▶ MATERIALS PROVIDED
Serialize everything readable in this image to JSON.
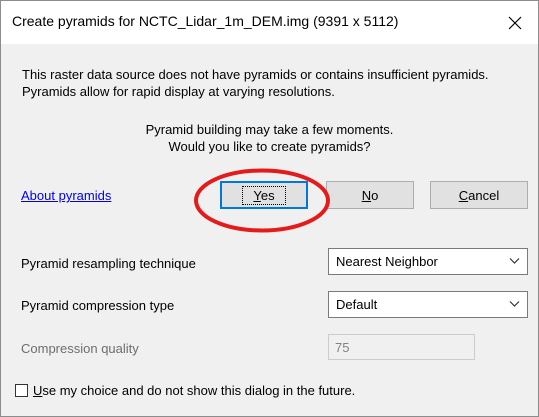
{
  "window": {
    "title": "Create pyramids for NCTC_Lidar_1m_DEM.img (9391 x 5112)",
    "close_glyph": "✕"
  },
  "message": {
    "line1": "This raster data source does not have pyramids or contains insufficient pyramids.",
    "line2": "Pyramids allow for rapid display at varying resolutions.",
    "center_line1": "Pyramid building may take a few moments.",
    "center_line2": "Would you like to create pyramids?"
  },
  "about_link": "About pyramids",
  "buttons": {
    "yes": {
      "mnemonic": "Y",
      "rest": "es"
    },
    "no": {
      "mnemonic": "N",
      "rest": "o"
    },
    "cancel": {
      "mnemonic": "C",
      "rest": "ancel"
    }
  },
  "settings": {
    "resampling_label": "Pyramid resampling technique",
    "resampling_value": "Nearest Neighbor",
    "compression_label": "Pyramid compression type",
    "compression_value": "Default",
    "quality_label": "Compression quality",
    "quality_value": "75"
  },
  "remember": {
    "mnemonic": "U",
    "rest": "se my choice and do not show this dialog in the future."
  },
  "colors": {
    "annotation_circle": "#e31b1b",
    "link": "#0000ee",
    "default_button_border": "#0078d7"
  }
}
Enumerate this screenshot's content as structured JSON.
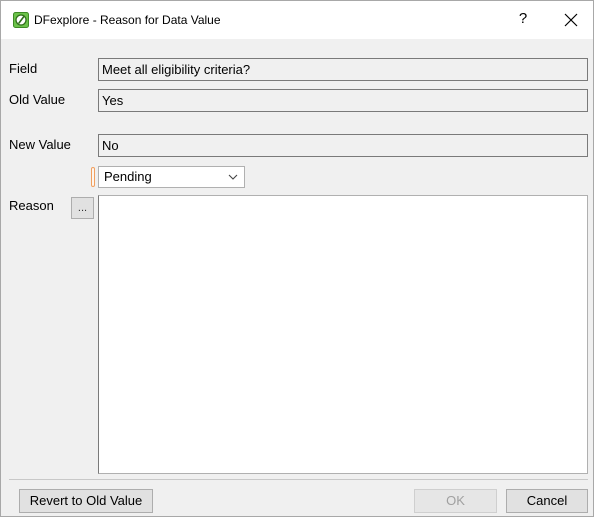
{
  "window": {
    "title": "DFexplore - Reason for Data Value",
    "help_glyph": "?",
    "app_icon": "dfexplore-logo-icon",
    "close_icon": "close-icon"
  },
  "form": {
    "field_label": "Field",
    "field_value": "Meet all eligibility criteria?",
    "old_value_label": "Old Value",
    "old_value": "Yes",
    "new_value_label": "New Value",
    "new_value": "No",
    "status_selected": "Pending",
    "reason_label": "Reason",
    "reason_button_label": "...",
    "reason_text": ""
  },
  "buttons": {
    "revert": "Revert to Old Value",
    "ok": "OK",
    "cancel": "Cancel"
  },
  "colors": {
    "icon_green": "#6cc24a",
    "status_marker": "#f0a060"
  }
}
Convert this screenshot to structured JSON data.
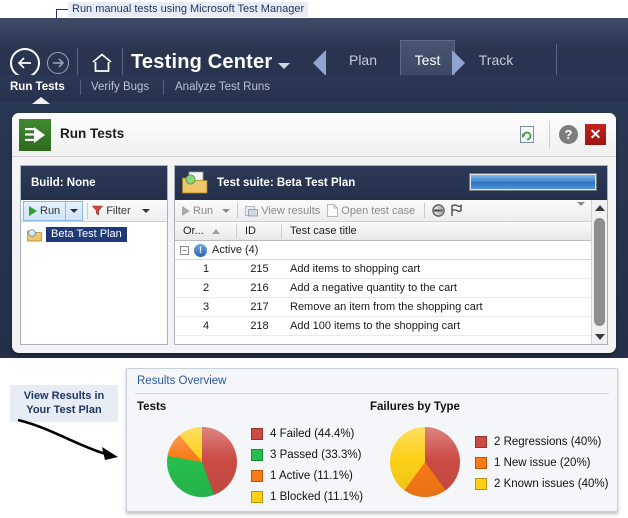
{
  "callouts": {
    "top": "Run manual tests using Microsoft Test Manager",
    "bottom": "View Results in Your Test Plan"
  },
  "navbar": {
    "app_title": "Testing Center",
    "back_icon": "back-arrow-icon",
    "forward_icon": "forward-arrow-icon",
    "home_icon": "home-icon",
    "title_caret_icon": "chevron-down-icon",
    "prev_phase_icon": "left-triangle-icon",
    "next_phase_icon": "right-triangle-icon",
    "phases": [
      {
        "label": "Plan",
        "active": false
      },
      {
        "label": "Test",
        "active": true
      },
      {
        "label": "Track",
        "active": false
      }
    ],
    "accent_color": "#e3b04b"
  },
  "subnav": {
    "items": [
      {
        "label": "Run Tests",
        "active": true
      },
      {
        "label": "Verify Bugs",
        "active": false
      },
      {
        "label": "Analyze Test Runs",
        "active": false
      }
    ]
  },
  "card": {
    "title": "Run Tests",
    "icon": "run-tests-icon",
    "refresh_icon": "refresh-page-icon",
    "help_label": "?",
    "close_label": "✕"
  },
  "left_pane": {
    "build_label": "Build: None",
    "run_label": "Run",
    "run_icon": "play-triangle-icon",
    "filter_label": "Filter",
    "filter_icon": "filter-funnel-icon",
    "tree_items": [
      {
        "label": "Beta Test Plan",
        "icon": "test-plan-icon",
        "selected": true
      }
    ]
  },
  "right_pane": {
    "suite_title": "Test suite: Beta Test Plan",
    "suite_icon": "test-suite-icon",
    "progress_percent": 100,
    "toolbar": [
      {
        "label": "Run",
        "icon": "play-triangle-icon",
        "has_caret": true
      },
      {
        "label": "View results",
        "icon": "view-results-icon",
        "has_caret": false
      },
      {
        "label": "Open test case",
        "icon": "open-test-case-icon",
        "has_caret": false
      }
    ],
    "toolbar_icons": [
      {
        "name": "block-icon"
      },
      {
        "name": "flag-icon"
      }
    ],
    "overflow_icon": "chevron-down-icon",
    "grid": {
      "columns": [
        "Or...",
        "ID",
        "Test case title"
      ],
      "sort_column": "Or...",
      "sort_direction": "asc",
      "group": {
        "label": "Active (4)",
        "icon": "info-icon",
        "expanded": true
      },
      "rows": [
        {
          "order": "1",
          "id": "215",
          "title": "Add items to shopping cart"
        },
        {
          "order": "2",
          "id": "216",
          "title": "Add a negative quantity to the cart"
        },
        {
          "order": "3",
          "id": "217",
          "title": "Remove an item from the shopping cart"
        },
        {
          "order": "4",
          "id": "218",
          "title": "Add 100 items to the shopping cart"
        }
      ]
    }
  },
  "results": {
    "title": "Results Overview",
    "tests_heading": "Tests",
    "failures_heading": "Failures by Type"
  },
  "chart_data": [
    {
      "type": "pie",
      "title": "Tests",
      "categories": [
        "Failed",
        "Passed",
        "Active",
        "Blocked"
      ],
      "counts": [
        4,
        3,
        1,
        1
      ],
      "values": [
        44.4,
        33.3,
        11.1,
        11.1
      ],
      "colors": [
        "#cc4c45",
        "#27bf4e",
        "#f97a16",
        "#fdd017"
      ],
      "labels": [
        "4 Failed (44.4%)",
        "3 Passed (33.3%)",
        "1 Active (11.1%)",
        "1 Blocked (11.1%)"
      ],
      "legend_position": "right",
      "total": 9
    },
    {
      "type": "pie",
      "title": "Failures by Type",
      "categories": [
        "Regressions",
        "New issue",
        "Known issues"
      ],
      "counts": [
        2,
        1,
        2
      ],
      "values": [
        40,
        20,
        40
      ],
      "colors": [
        "#cc4c45",
        "#f97a16",
        "#fdd017"
      ],
      "labels": [
        "2 Regressions (40%)",
        "1 New issue (20%)",
        "2 Known issues (40%)"
      ],
      "legend_position": "right",
      "total": 5
    }
  ]
}
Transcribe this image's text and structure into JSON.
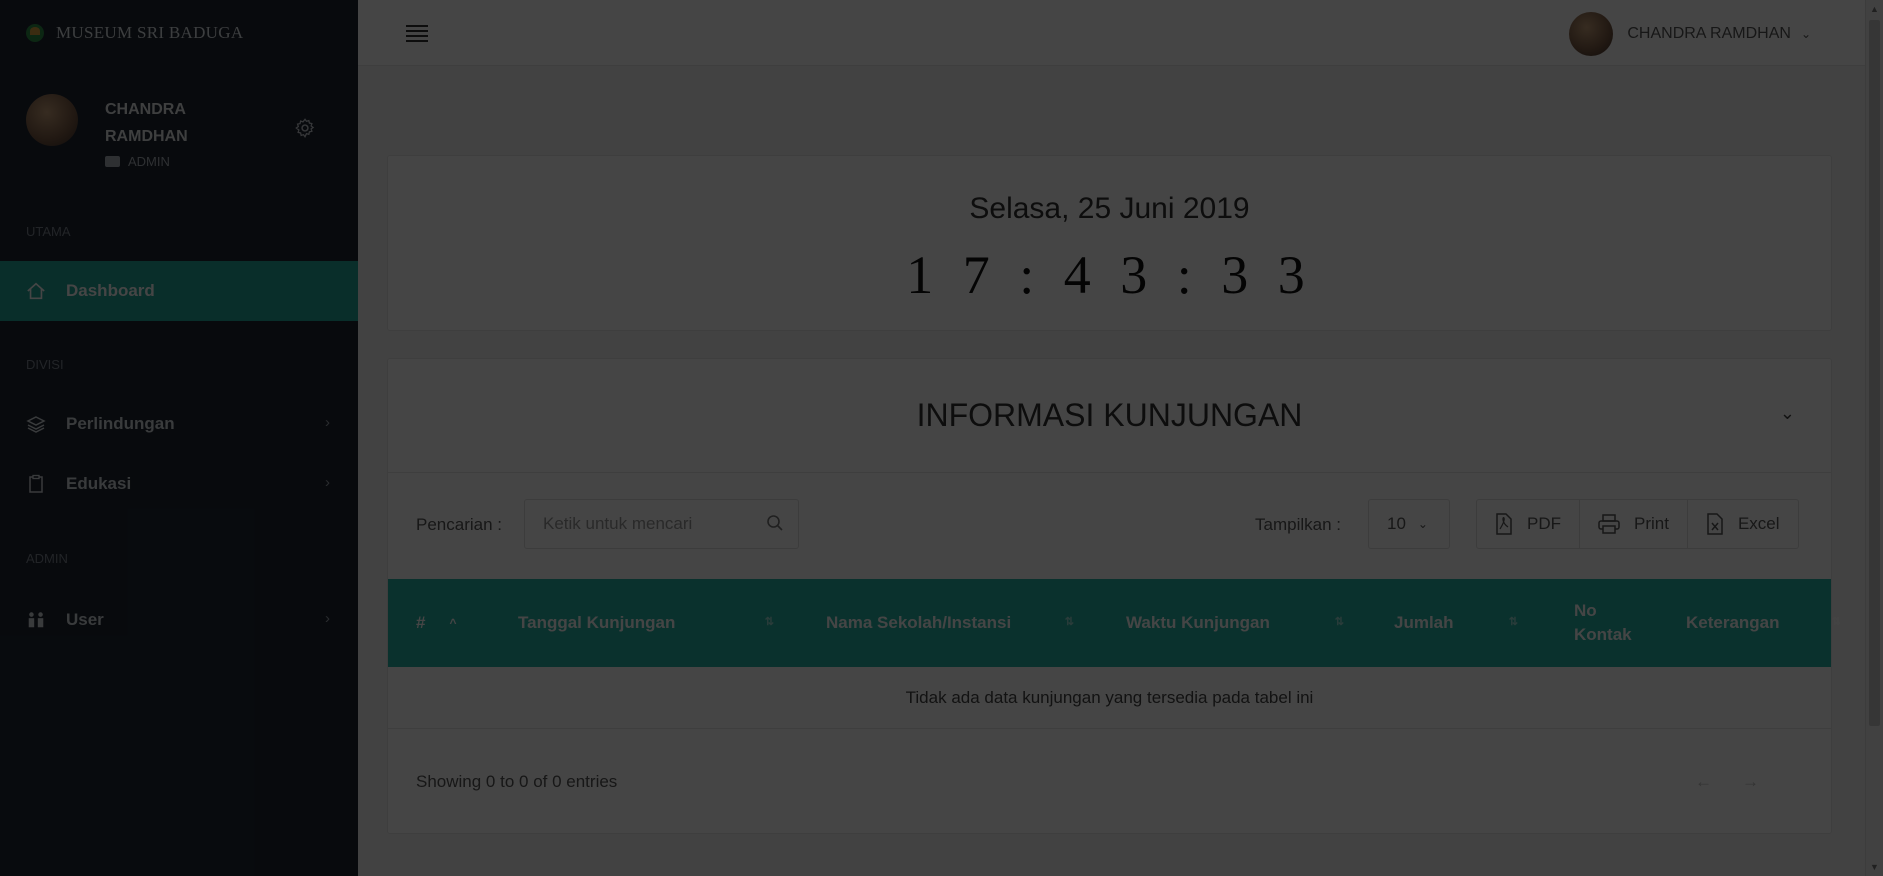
{
  "app": {
    "brand": "MUSEUM SRI BADUGA"
  },
  "sidebar": {
    "user_name": "CHANDRA RAMDHAN",
    "user_role": "ADMIN",
    "sections": [
      {
        "label": "UTAMA",
        "items": [
          {
            "label": "Dashboard",
            "icon": "home-icon",
            "active": true
          }
        ]
      },
      {
        "label": "DIVISI",
        "items": [
          {
            "label": "Perlindungan",
            "icon": "layers-icon"
          },
          {
            "label": "Edukasi",
            "icon": "clipboard-icon"
          }
        ]
      },
      {
        "label": "ADMIN",
        "items": [
          {
            "label": "User",
            "icon": "users-icon"
          }
        ]
      }
    ]
  },
  "topbar": {
    "user_name": "CHANDRA RAMDHAN"
  },
  "clock": {
    "date": "Selasa, 25 Juni 2019",
    "time": "17:43:33"
  },
  "info": {
    "title": "INFORMASI KUNJUNGAN",
    "search_label": "Pencarian :",
    "search_placeholder": "Ketik untuk mencari",
    "show_label": "Tampilkan :",
    "show_value": "10",
    "buttons": {
      "pdf": "PDF",
      "print": "Print",
      "excel": "Excel"
    },
    "columns": [
      "#",
      "Tanggal Kunjungan",
      "Nama Sekolah/Instansi",
      "Waktu Kunjungan",
      "Jumlah",
      "No Kontak",
      "Keterangan"
    ],
    "empty_message": "Tidak ada data kunjungan yang tersedia pada tabel ini",
    "footer": "Showing 0 to 0 of 0 entries",
    "pager": {
      "prev": "←",
      "next": "→"
    }
  },
  "colors": {
    "sidebar_bg": "#1e2733",
    "accent": "#26b5a6",
    "overlay": "rgba(0,0,0,0.73)"
  }
}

▶ GIVEN EXERCISE
Using the records above, output their complete text exactly, minus any images.

▶ TASK SOLUTION
Serialize everything readable in this image to JSON.
{
  "window": {
    "title": "Create pyramids for NCTC_Lidar_1m_DEM.img (9391 x 5112)",
    "close_glyph": "✕"
  },
  "message": {
    "line1": "This raster data source does not have pyramids or contains insufficient pyramids.",
    "line2": "Pyramids allow for rapid display at varying resolutions.",
    "center_line1": "Pyramid building may take a few moments.",
    "center_line2": "Would you like to create pyramids?"
  },
  "about_link": "About pyramids",
  "buttons": {
    "yes": {
      "mnemonic": "Y",
      "rest": "es"
    },
    "no": {
      "mnemonic": "N",
      "rest": "o"
    },
    "cancel": {
      "mnemonic": "C",
      "rest": "ancel"
    }
  },
  "settings": {
    "resampling_label": "Pyramid resampling technique",
    "resampling_value": "Nearest Neighbor",
    "compression_label": "Pyramid compression type",
    "compression_value": "Default",
    "quality_label": "Compression quality",
    "quality_value": "75"
  },
  "remember": {
    "mnemonic": "U",
    "rest": "se my choice and do not show this dialog in the future."
  },
  "colors": {
    "annotation_circle": "#e31b1b",
    "link": "#0000ee",
    "default_button_border": "#0078d7"
  }
}
Enumerate this screenshot's content as structured JSON.
{
  "window": {
    "title": "DFexplore - Reason for Data Value",
    "help_glyph": "?",
    "app_icon": "dfexplore-logo-icon",
    "close_icon": "close-icon"
  },
  "form": {
    "field_label": "Field",
    "field_value": "Meet all eligibility criteria?",
    "old_value_label": "Old Value",
    "old_value": "Yes",
    "new_value_label": "New Value",
    "new_value": "No",
    "status_selected": "Pending",
    "reason_label": "Reason",
    "reason_button_label": "...",
    "reason_text": ""
  },
  "buttons": {
    "revert": "Revert to Old Value",
    "ok": "OK",
    "cancel": "Cancel"
  },
  "colors": {
    "icon_green": "#6cc24a",
    "status_marker": "#f0a060"
  }
}
Convert this screenshot to structured JSON data.
{
  "callouts": {
    "top": "Run manual tests using Microsoft Test Manager",
    "bottom": "View Results in Your Test Plan"
  },
  "navbar": {
    "app_title": "Testing Center",
    "back_icon": "back-arrow-icon",
    "forward_icon": "forward-arrow-icon",
    "home_icon": "home-icon",
    "title_caret_icon": "chevron-down-icon",
    "prev_phase_icon": "left-triangle-icon",
    "next_phase_icon": "right-triangle-icon",
    "phases": [
      {
        "label": "Plan",
        "active": false
      },
      {
        "label": "Test",
        "active": true
      },
      {
        "label": "Track",
        "active": false
      }
    ],
    "accent_color": "#e3b04b"
  },
  "subnav": {
    "items": [
      {
        "label": "Run Tests",
        "active": true
      },
      {
        "label": "Verify Bugs",
        "active": false
      },
      {
        "label": "Analyze Test Runs",
        "active": false
      }
    ]
  },
  "card": {
    "title": "Run Tests",
    "icon": "run-tests-icon",
    "refresh_icon": "refresh-page-icon",
    "help_label": "?",
    "close_label": "✕"
  },
  "left_pane": {
    "build_label": "Build: None",
    "run_label": "Run",
    "run_icon": "play-triangle-icon",
    "filter_label": "Filter",
    "filter_icon": "filter-funnel-icon",
    "tree_items": [
      {
        "label": "Beta Test Plan",
        "icon": "test-plan-icon",
        "selected": true
      }
    ]
  },
  "right_pane": {
    "suite_title": "Test suite: Beta Test Plan",
    "suite_icon": "test-suite-icon",
    "progress_percent": 100,
    "toolbar": [
      {
        "label": "Run",
        "icon": "play-triangle-icon",
        "has_caret": true
      },
      {
        "label": "View results",
        "icon": "view-results-icon",
        "has_caret": false
      },
      {
        "label": "Open test case",
        "icon": "open-test-case-icon",
        "has_caret": false
      }
    ],
    "toolbar_icons": [
      {
        "name": "block-icon"
      },
      {
        "name": "flag-icon"
      }
    ],
    "overflow_icon": "chevron-down-icon",
    "grid": {
      "columns": [
        "Or...",
        "ID",
        "Test case title"
      ],
      "sort_column": "Or...",
      "sort_direction": "asc",
      "group": {
        "label": "Active (4)",
        "icon": "info-icon",
        "expanded": true
      },
      "rows": [
        {
          "order": "1",
          "id": "215",
          "title": "Add items to shopping cart"
        },
        {
          "order": "2",
          "id": "216",
          "title": "Add a negative quantity to the cart"
        },
        {
          "order": "3",
          "id": "217",
          "title": "Remove an item from the shopping cart"
        },
        {
          "order": "4",
          "id": "218",
          "title": "Add 100 items to the shopping cart"
        }
      ]
    }
  },
  "results": {
    "title": "Results Overview",
    "tests_heading": "Tests",
    "failures_heading": "Failures by Type"
  },
  "chart_data": [
    {
      "type": "pie",
      "title": "Tests",
      "categories": [
        "Failed",
        "Passed",
        "Active",
        "Blocked"
      ],
      "counts": [
        4,
        3,
        1,
        1
      ],
      "values": [
        44.4,
        33.3,
        11.1,
        11.1
      ],
      "colors": [
        "#cc4c45",
        "#27bf4e",
        "#f97a16",
        "#fdd017"
      ],
      "labels": [
        "4 Failed (44.4%)",
        "3 Passed (33.3%)",
        "1 Active (11.1%)",
        "1 Blocked (11.1%)"
      ],
      "legend_position": "right",
      "total": 9
    },
    {
      "type": "pie",
      "title": "Failures by Type",
      "categories": [
        "Regressions",
        "New issue",
        "Known issues"
      ],
      "counts": [
        2,
        1,
        2
      ],
      "values": [
        40,
        20,
        40
      ],
      "colors": [
        "#cc4c45",
        "#f97a16",
        "#fdd017"
      ],
      "labels": [
        "2 Regressions (40%)",
        "1 New issue (20%)",
        "2 Known issues (40%)"
      ],
      "legend_position": "right",
      "total": 5
    }
  ]
}
Transcribe this image's text and structure into JSON.
{
  "app": {
    "brand": "MUSEUM SRI BADUGA"
  },
  "sidebar": {
    "user_name": "CHANDRA RAMDHAN",
    "user_role": "ADMIN",
    "sections": [
      {
        "label": "UTAMA",
        "items": [
          {
            "label": "Dashboard",
            "icon": "home-icon",
            "active": true
          }
        ]
      },
      {
        "label": "DIVISI",
        "items": [
          {
            "label": "Perlindungan",
            "icon": "layers-icon"
          },
          {
            "label": "Edukasi",
            "icon": "clipboard-icon"
          }
        ]
      },
      {
        "label": "ADMIN",
        "items": [
          {
            "label": "User",
            "icon": "users-icon"
          }
        ]
      }
    ]
  },
  "topbar": {
    "user_name": "CHANDRA RAMDHAN"
  },
  "clock": {
    "date": "Selasa, 25 Juni 2019",
    "time": "17:43:33"
  },
  "info": {
    "title": "INFORMASI KUNJUNGAN",
    "search_label": "Pencarian :",
    "search_placeholder": "Ketik untuk mencari",
    "show_label": "Tampilkan :",
    "show_value": "10",
    "buttons": {
      "pdf": "PDF",
      "print": "Print",
      "excel": "Excel"
    },
    "columns": [
      "#",
      "Tanggal Kunjungan",
      "Nama Sekolah/Instansi",
      "Waktu Kunjungan",
      "Jumlah",
      "No Kontak",
      "Keterangan"
    ],
    "empty_message": "Tidak ada data kunjungan yang tersedia pada tabel ini",
    "footer": "Showing 0 to 0 of 0 entries",
    "pager": {
      "prev": "←",
      "next": "→"
    }
  },
  "colors": {
    "sidebar_bg": "#1e2733",
    "accent": "#26b5a6",
    "overlay": "rgba(0,0,0,0.73)"
  }
}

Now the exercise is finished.